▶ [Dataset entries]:
begin

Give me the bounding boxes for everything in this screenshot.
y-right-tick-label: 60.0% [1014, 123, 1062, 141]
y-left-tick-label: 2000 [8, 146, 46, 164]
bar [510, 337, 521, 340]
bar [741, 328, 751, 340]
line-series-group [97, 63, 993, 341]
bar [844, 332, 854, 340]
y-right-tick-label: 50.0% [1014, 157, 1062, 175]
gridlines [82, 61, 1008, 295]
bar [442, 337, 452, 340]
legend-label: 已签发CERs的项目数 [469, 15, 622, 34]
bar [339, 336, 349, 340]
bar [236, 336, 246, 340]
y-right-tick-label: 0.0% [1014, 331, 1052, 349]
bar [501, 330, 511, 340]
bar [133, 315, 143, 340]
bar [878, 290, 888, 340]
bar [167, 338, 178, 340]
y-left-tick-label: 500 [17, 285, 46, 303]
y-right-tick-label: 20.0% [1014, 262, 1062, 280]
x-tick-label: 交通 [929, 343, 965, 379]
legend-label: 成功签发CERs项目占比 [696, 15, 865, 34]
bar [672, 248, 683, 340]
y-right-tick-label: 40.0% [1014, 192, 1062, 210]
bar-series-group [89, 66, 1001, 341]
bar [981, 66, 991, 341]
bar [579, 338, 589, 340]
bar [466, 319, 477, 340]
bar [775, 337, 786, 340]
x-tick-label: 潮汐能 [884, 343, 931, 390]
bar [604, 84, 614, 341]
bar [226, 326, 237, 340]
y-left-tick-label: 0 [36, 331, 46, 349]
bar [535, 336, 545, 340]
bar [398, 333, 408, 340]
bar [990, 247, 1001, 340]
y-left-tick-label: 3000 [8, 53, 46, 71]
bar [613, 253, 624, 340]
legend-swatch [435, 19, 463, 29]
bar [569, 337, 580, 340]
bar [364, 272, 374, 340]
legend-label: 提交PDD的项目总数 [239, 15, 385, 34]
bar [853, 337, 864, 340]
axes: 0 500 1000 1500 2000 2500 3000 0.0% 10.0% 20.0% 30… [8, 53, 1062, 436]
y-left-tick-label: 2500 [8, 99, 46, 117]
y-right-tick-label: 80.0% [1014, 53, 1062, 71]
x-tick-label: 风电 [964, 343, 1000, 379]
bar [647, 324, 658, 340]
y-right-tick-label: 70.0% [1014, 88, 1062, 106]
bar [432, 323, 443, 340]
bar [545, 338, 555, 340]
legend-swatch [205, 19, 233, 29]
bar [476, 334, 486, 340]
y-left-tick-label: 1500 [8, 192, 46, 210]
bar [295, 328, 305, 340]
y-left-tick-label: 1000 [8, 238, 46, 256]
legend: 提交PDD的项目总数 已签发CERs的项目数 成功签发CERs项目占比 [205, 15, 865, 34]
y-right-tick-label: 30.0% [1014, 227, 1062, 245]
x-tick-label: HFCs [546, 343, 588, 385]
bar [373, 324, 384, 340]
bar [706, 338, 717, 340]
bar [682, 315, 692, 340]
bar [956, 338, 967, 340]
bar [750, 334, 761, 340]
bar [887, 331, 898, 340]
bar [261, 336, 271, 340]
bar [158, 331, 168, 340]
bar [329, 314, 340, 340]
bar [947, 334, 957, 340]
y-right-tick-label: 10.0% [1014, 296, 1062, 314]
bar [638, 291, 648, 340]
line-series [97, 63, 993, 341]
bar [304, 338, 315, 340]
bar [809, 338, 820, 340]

end

List each line of the records above that contains the string "成功签发CERs项目占比", matching case exactly.

▶ [Problem solution]:
legend-label: 成功签发CERs项目占比 [696, 15, 865, 34]
legend: 提交PDD的项目总数 已签发CERs的项目数 成功签发CERs项目占比 [205, 15, 865, 34]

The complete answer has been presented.